Items from a dataset
========

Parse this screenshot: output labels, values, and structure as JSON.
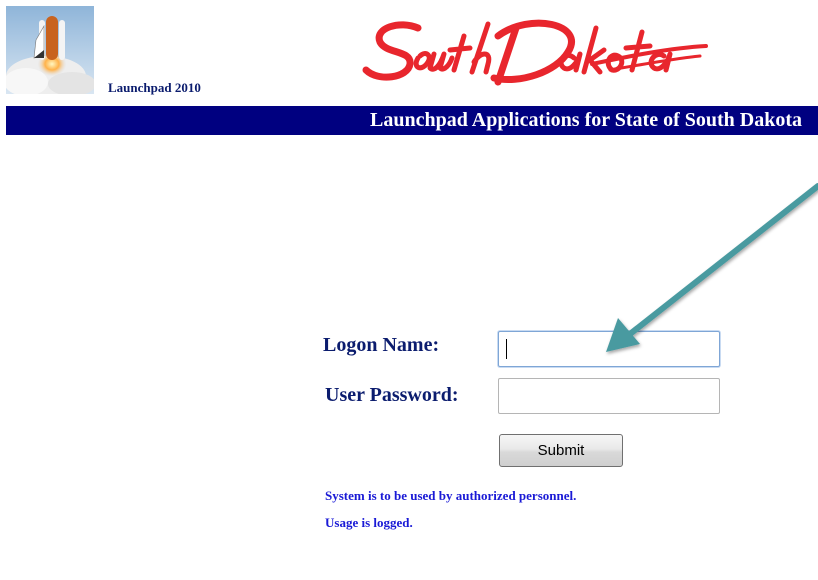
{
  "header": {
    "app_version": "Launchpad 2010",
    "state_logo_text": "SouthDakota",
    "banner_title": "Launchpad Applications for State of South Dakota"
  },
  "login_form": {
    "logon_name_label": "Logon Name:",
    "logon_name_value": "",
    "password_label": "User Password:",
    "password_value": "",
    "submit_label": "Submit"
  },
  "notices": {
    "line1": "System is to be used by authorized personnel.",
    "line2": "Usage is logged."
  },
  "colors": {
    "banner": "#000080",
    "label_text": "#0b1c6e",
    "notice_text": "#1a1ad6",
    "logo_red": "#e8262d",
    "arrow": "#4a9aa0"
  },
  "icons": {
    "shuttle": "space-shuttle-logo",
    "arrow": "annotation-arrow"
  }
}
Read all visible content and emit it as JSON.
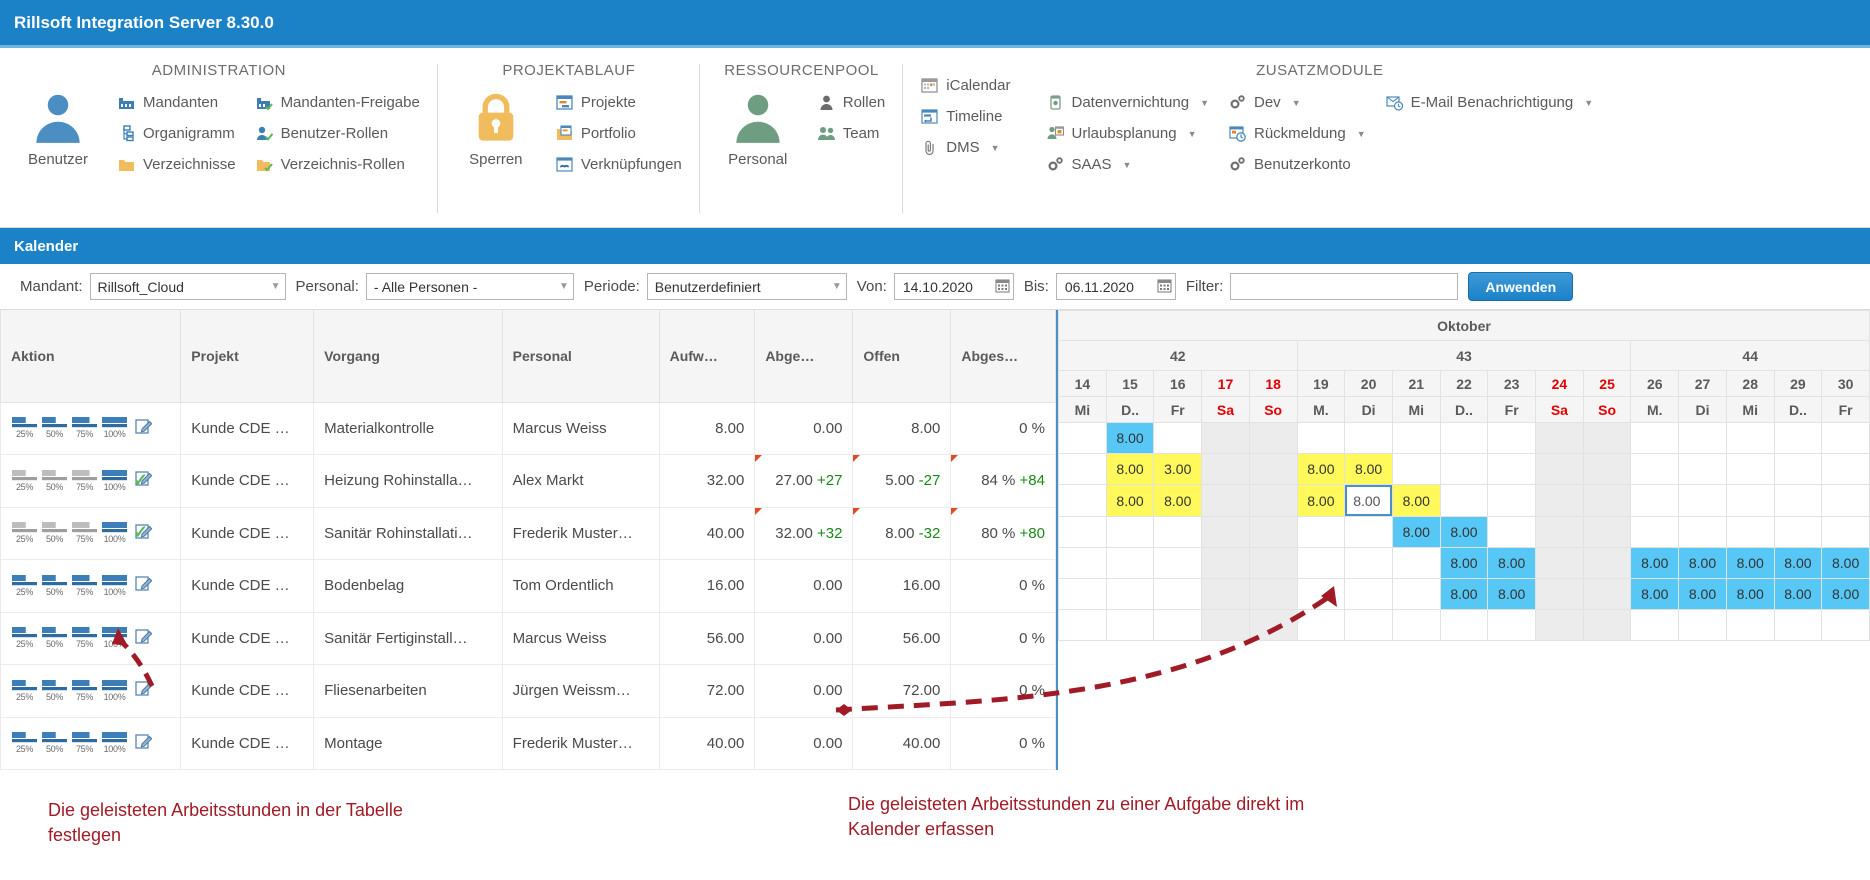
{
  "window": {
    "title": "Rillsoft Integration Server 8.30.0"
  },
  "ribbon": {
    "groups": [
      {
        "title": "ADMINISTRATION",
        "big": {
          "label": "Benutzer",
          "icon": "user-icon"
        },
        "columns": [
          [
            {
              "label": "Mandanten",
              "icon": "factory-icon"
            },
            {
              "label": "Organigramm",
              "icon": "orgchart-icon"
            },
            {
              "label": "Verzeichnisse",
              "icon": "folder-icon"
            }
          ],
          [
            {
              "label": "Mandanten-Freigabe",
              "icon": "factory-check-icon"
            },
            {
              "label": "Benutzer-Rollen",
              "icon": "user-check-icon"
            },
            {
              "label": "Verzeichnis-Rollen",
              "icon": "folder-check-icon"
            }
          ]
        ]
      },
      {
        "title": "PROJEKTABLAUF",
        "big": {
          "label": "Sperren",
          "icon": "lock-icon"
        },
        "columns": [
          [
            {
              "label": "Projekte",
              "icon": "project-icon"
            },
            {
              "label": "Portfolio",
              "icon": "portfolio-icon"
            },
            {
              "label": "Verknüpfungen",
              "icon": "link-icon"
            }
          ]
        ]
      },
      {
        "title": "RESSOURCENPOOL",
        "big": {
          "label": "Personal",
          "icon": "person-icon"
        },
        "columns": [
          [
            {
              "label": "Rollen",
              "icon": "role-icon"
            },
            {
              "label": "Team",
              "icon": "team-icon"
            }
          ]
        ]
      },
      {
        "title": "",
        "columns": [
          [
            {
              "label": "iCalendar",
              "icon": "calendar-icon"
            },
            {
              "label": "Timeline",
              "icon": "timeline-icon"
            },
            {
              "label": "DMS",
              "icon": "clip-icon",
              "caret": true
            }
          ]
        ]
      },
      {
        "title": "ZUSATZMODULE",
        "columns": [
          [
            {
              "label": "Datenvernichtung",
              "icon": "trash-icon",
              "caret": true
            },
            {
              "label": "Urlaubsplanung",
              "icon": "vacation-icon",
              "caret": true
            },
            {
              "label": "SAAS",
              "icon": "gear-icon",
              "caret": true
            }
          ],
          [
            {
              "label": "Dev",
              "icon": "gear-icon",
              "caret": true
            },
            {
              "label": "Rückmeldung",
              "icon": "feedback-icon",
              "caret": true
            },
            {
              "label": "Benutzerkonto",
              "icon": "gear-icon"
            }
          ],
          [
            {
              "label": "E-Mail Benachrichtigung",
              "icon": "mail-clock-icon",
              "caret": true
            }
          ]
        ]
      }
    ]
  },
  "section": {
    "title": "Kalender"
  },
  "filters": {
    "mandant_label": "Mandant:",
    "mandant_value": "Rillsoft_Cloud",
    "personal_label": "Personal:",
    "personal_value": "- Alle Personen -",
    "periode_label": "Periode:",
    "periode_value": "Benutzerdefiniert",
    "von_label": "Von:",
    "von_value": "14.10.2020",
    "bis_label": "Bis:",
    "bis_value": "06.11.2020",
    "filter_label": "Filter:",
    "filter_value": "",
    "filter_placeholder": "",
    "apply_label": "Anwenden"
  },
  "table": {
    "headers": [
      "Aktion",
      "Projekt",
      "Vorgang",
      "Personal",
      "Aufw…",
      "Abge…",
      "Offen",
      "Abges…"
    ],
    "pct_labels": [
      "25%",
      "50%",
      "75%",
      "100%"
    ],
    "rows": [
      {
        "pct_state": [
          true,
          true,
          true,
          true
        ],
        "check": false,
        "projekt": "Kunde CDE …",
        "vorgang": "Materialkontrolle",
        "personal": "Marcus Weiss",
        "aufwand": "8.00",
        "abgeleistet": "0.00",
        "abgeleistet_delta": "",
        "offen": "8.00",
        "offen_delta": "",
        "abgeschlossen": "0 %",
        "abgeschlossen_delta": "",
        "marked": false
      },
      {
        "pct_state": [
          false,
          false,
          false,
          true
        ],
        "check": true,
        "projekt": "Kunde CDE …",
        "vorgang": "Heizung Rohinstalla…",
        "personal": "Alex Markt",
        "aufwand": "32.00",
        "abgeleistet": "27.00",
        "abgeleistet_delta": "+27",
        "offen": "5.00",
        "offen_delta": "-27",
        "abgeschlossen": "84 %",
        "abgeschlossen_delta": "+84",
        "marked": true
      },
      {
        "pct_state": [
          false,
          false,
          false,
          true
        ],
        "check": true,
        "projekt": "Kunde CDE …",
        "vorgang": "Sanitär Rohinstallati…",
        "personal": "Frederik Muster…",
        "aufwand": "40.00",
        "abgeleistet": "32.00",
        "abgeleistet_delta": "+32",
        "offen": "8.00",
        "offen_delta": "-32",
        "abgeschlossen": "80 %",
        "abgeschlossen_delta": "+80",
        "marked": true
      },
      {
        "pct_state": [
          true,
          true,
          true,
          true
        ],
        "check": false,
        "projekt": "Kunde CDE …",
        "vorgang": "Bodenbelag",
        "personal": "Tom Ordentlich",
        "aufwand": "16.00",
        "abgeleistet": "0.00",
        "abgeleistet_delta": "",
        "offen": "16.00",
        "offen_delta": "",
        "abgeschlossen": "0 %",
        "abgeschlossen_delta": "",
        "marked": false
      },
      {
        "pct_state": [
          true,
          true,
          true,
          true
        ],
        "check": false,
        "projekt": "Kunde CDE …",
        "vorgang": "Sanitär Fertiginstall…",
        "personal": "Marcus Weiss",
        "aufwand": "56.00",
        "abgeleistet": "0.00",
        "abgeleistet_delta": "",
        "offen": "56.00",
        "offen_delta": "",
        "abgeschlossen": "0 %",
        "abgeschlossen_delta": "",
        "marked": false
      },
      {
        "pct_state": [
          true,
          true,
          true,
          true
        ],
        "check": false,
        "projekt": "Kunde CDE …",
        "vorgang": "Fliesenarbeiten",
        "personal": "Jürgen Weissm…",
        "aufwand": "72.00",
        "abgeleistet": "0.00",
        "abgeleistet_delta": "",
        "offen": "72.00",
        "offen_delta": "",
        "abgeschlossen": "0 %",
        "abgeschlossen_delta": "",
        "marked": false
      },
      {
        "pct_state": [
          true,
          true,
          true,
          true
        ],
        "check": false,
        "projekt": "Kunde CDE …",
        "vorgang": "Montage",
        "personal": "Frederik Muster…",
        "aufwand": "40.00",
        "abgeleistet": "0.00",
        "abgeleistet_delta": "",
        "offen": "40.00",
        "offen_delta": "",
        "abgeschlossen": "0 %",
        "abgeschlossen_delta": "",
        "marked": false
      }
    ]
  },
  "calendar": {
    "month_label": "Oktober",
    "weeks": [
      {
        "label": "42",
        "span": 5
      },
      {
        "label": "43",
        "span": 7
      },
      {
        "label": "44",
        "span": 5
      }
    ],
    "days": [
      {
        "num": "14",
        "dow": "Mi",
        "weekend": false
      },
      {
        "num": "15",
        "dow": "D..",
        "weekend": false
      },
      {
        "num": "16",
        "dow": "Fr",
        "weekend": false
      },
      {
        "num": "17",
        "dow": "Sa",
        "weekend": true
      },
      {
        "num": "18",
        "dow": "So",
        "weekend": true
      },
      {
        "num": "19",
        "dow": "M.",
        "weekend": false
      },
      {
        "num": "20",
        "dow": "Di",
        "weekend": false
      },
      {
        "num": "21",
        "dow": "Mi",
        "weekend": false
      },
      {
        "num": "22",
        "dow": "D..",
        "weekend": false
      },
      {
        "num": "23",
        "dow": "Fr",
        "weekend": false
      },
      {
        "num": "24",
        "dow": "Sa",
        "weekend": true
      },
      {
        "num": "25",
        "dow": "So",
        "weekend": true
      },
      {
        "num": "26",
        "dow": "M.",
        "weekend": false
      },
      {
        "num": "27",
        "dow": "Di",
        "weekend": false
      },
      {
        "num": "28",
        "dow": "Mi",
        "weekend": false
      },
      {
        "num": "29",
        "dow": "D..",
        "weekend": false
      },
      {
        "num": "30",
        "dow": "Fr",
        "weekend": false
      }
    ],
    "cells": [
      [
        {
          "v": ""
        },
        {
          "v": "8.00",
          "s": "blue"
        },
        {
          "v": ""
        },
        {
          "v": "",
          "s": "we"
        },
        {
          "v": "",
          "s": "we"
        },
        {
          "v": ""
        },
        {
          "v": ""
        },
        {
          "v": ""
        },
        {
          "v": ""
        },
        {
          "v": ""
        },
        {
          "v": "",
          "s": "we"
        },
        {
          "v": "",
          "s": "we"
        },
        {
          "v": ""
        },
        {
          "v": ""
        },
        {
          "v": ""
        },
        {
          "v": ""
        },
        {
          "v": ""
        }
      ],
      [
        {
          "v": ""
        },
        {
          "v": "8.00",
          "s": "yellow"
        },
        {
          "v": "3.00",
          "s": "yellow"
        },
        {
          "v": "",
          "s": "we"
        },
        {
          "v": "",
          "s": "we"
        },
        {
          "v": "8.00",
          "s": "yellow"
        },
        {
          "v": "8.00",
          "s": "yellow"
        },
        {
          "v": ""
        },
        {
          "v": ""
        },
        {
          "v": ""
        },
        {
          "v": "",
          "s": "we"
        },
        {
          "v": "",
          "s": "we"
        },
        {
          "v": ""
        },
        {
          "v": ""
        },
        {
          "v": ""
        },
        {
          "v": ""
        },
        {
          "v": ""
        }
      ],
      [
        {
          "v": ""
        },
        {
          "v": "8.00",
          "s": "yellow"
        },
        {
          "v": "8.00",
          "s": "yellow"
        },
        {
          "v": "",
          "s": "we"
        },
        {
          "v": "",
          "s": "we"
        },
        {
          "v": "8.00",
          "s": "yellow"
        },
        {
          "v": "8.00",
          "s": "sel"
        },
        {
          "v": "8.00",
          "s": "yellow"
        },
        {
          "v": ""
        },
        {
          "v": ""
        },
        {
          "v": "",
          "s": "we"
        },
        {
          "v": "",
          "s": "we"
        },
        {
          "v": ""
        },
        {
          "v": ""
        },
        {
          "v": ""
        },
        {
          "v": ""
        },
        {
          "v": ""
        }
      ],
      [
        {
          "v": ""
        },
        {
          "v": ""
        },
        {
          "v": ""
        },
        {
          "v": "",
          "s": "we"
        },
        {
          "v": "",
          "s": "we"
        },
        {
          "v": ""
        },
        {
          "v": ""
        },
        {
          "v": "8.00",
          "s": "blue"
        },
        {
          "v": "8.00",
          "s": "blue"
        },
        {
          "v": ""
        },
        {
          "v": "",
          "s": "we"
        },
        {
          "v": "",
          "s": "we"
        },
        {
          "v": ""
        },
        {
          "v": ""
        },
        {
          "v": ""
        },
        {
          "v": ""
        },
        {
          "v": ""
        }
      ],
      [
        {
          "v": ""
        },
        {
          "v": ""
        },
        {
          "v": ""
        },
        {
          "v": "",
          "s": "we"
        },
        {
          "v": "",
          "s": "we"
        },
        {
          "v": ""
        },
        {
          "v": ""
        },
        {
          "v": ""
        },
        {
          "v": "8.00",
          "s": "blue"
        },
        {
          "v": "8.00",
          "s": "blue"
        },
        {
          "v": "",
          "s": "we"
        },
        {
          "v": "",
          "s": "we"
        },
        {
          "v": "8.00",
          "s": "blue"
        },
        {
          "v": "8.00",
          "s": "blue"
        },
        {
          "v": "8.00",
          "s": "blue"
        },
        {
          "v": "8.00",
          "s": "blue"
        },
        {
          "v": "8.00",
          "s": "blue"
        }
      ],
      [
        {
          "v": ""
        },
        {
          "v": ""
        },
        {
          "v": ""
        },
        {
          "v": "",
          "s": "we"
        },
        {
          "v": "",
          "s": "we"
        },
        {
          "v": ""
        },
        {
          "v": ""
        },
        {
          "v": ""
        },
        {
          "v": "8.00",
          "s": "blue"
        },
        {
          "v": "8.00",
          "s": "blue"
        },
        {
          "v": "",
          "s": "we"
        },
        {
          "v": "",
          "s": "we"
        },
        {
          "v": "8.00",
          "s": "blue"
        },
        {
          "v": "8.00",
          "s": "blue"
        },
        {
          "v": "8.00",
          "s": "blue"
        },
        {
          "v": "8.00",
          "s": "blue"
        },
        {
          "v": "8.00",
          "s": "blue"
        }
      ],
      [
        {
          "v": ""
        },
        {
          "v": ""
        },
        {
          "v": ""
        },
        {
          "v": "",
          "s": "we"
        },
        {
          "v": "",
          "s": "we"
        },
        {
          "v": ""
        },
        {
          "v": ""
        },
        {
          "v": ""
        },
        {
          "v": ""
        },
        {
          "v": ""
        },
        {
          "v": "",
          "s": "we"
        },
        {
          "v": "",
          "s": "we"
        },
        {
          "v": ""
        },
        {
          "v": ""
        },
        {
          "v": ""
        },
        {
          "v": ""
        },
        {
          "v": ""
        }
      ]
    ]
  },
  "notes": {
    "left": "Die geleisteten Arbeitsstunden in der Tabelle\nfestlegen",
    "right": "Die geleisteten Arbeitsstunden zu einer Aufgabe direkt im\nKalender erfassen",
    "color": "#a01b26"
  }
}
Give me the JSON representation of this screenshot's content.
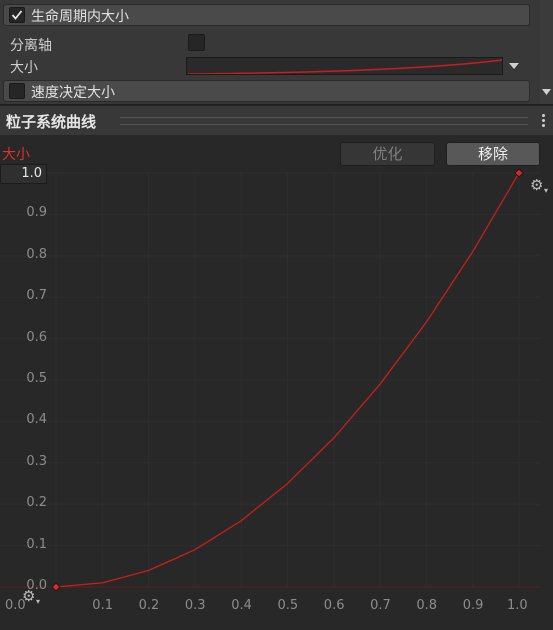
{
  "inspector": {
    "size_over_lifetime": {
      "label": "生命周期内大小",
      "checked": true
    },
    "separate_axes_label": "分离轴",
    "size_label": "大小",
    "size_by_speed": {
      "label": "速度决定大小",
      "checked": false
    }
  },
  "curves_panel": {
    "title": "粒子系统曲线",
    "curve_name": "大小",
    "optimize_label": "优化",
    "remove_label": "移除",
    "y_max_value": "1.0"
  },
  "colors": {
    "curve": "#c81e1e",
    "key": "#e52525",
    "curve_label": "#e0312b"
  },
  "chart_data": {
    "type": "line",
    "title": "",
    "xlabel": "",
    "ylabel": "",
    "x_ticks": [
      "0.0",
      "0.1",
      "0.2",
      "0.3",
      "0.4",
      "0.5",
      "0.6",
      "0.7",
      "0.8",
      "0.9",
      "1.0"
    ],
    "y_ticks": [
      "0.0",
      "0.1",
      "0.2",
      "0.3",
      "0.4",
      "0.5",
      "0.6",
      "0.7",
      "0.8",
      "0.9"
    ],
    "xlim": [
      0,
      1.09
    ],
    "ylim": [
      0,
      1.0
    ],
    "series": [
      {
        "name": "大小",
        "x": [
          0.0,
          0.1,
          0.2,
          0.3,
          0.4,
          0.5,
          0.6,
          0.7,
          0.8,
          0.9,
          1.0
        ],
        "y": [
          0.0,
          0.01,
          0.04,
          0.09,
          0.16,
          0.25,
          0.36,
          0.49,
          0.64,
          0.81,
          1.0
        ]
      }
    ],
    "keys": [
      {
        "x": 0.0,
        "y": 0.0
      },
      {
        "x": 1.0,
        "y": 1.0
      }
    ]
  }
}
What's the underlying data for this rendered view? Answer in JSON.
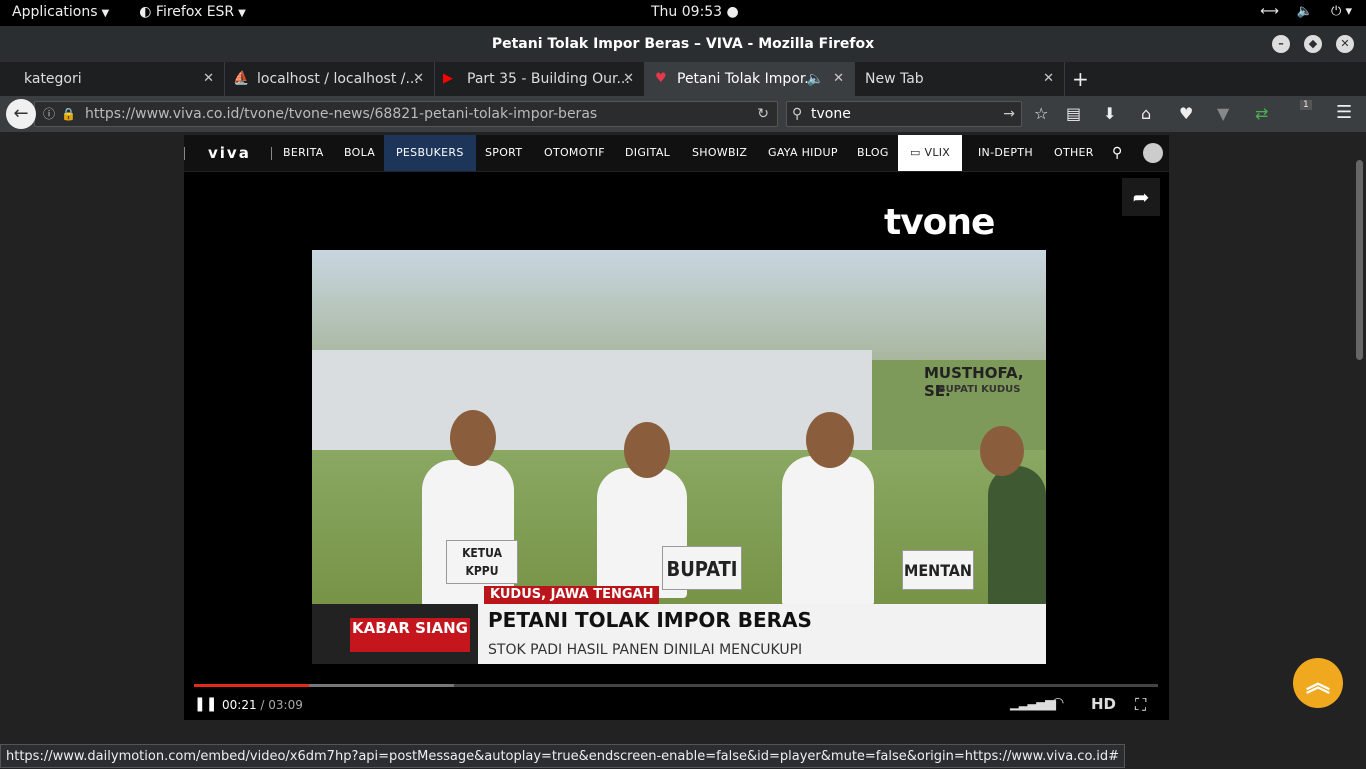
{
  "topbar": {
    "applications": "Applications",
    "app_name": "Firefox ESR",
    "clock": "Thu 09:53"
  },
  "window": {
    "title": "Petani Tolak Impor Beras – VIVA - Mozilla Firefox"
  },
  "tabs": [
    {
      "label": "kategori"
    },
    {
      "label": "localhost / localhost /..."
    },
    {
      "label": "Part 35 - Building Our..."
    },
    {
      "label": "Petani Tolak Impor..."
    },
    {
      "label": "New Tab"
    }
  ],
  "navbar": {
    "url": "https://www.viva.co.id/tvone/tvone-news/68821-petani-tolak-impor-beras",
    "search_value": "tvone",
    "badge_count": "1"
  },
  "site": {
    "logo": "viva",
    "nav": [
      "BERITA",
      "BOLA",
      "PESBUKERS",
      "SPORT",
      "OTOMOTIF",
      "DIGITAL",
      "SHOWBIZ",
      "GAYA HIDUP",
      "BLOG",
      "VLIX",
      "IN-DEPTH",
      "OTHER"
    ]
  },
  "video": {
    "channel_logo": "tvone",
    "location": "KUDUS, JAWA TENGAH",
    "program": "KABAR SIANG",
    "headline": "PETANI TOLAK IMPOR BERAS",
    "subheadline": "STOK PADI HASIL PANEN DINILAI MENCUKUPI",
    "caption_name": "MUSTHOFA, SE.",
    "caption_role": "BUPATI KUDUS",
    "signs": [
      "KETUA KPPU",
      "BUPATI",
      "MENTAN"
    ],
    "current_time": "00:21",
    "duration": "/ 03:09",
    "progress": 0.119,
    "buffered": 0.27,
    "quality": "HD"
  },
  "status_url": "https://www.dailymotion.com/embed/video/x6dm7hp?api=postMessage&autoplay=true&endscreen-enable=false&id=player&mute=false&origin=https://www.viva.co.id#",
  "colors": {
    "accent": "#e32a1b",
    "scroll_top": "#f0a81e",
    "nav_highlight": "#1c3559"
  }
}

========

Given instruction: In the listing above, locate each line with "folder" and copy it.

Exercise response:
              "icon": "folder-icon"
              "icon": "folder-check-icon"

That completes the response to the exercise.